> **Aim of the exercise**
Copy out the listing that follows, exact in every word, and skip the images.

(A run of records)
┄┄┄┄┄┄┄┄┄┄┄┄┄┄┄┄┄┄┄┄

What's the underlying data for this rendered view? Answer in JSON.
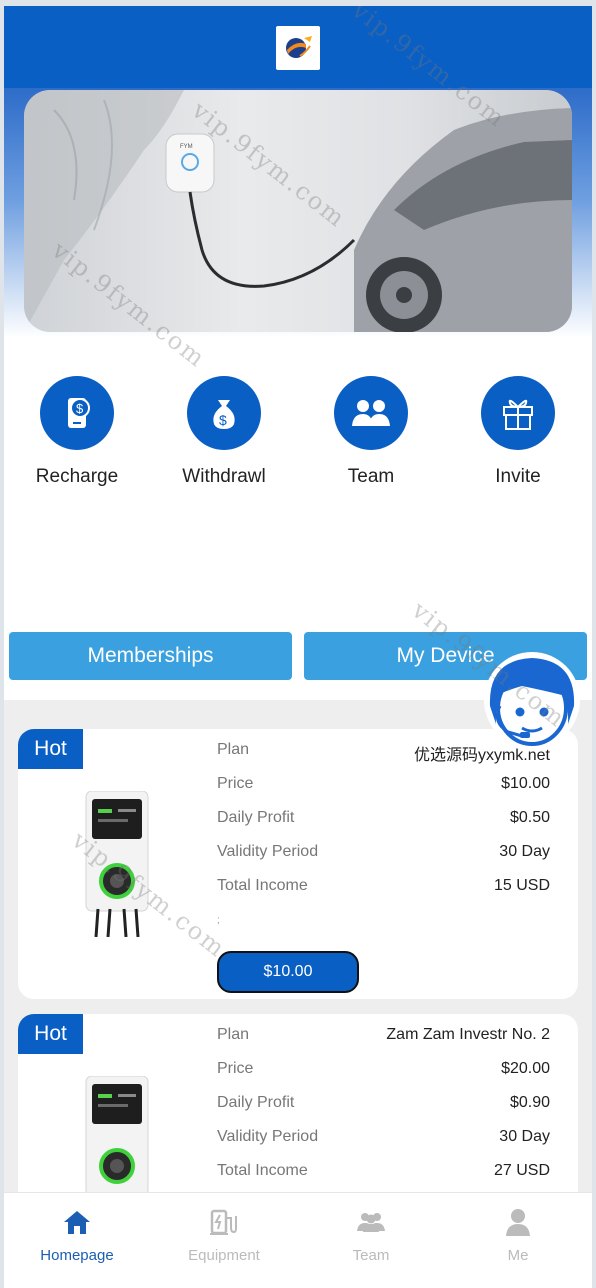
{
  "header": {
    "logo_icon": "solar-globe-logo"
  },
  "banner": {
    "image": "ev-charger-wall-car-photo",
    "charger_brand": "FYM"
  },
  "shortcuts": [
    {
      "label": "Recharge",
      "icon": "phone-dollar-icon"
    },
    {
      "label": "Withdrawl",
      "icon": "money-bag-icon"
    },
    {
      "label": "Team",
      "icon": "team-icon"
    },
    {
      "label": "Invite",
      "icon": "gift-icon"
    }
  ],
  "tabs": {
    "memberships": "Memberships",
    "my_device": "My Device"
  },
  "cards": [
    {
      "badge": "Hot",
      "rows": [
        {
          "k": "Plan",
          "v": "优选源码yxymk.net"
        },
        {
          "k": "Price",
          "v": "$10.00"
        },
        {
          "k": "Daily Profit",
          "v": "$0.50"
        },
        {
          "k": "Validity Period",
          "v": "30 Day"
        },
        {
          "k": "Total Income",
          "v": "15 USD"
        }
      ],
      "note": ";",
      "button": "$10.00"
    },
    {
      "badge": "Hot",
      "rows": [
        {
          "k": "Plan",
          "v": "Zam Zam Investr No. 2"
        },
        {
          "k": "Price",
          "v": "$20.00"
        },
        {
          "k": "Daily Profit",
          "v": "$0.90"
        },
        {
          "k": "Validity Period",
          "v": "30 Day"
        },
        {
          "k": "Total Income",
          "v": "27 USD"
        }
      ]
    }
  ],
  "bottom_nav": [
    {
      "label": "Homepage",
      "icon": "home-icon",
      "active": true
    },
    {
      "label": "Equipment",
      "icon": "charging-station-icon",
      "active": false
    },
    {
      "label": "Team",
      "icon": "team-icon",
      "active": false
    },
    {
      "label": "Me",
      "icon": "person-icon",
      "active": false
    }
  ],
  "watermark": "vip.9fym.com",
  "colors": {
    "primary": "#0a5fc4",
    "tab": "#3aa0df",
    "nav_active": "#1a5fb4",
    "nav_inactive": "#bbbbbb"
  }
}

┄┄┄┄┄┄┄┄┄┄┄┄┄┄┄┄┄┄┄┄

> **Problem solution**
What's the underlying data for this rendered view? Answer in JSON.
{
  "header": {
    "logo_icon": "solar-globe-logo"
  },
  "banner": {
    "image": "ev-charger-wall-car-photo",
    "charger_brand": "FYM"
  },
  "shortcuts": [
    {
      "label": "Recharge",
      "icon": "phone-dollar-icon"
    },
    {
      "label": "Withdrawl",
      "icon": "money-bag-icon"
    },
    {
      "label": "Team",
      "icon": "team-icon"
    },
    {
      "label": "Invite",
      "icon": "gift-icon"
    }
  ],
  "tabs": {
    "memberships": "Memberships",
    "my_device": "My Device"
  },
  "cards": [
    {
      "badge": "Hot",
      "rows": [
        {
          "k": "Plan",
          "v": "优选源码yxymk.net"
        },
        {
          "k": "Price",
          "v": "$10.00"
        },
        {
          "k": "Daily Profit",
          "v": "$0.50"
        },
        {
          "k": "Validity Period",
          "v": "30 Day"
        },
        {
          "k": "Total Income",
          "v": "15 USD"
        }
      ],
      "note": ";",
      "button": "$10.00"
    },
    {
      "badge": "Hot",
      "rows": [
        {
          "k": "Plan",
          "v": "Zam Zam Investr No. 2"
        },
        {
          "k": "Price",
          "v": "$20.00"
        },
        {
          "k": "Daily Profit",
          "v": "$0.90"
        },
        {
          "k": "Validity Period",
          "v": "30 Day"
        },
        {
          "k": "Total Income",
          "v": "27 USD"
        }
      ]
    }
  ],
  "bottom_nav": [
    {
      "label": "Homepage",
      "icon": "home-icon",
      "active": true
    },
    {
      "label": "Equipment",
      "icon": "charging-station-icon",
      "active": false
    },
    {
      "label": "Team",
      "icon": "team-icon",
      "active": false
    },
    {
      "label": "Me",
      "icon": "person-icon",
      "active": false
    }
  ],
  "watermark": "vip.9fym.com",
  "colors": {
    "primary": "#0a5fc4",
    "tab": "#3aa0df",
    "nav_active": "#1a5fb4",
    "nav_inactive": "#bbbbbb"
  }
}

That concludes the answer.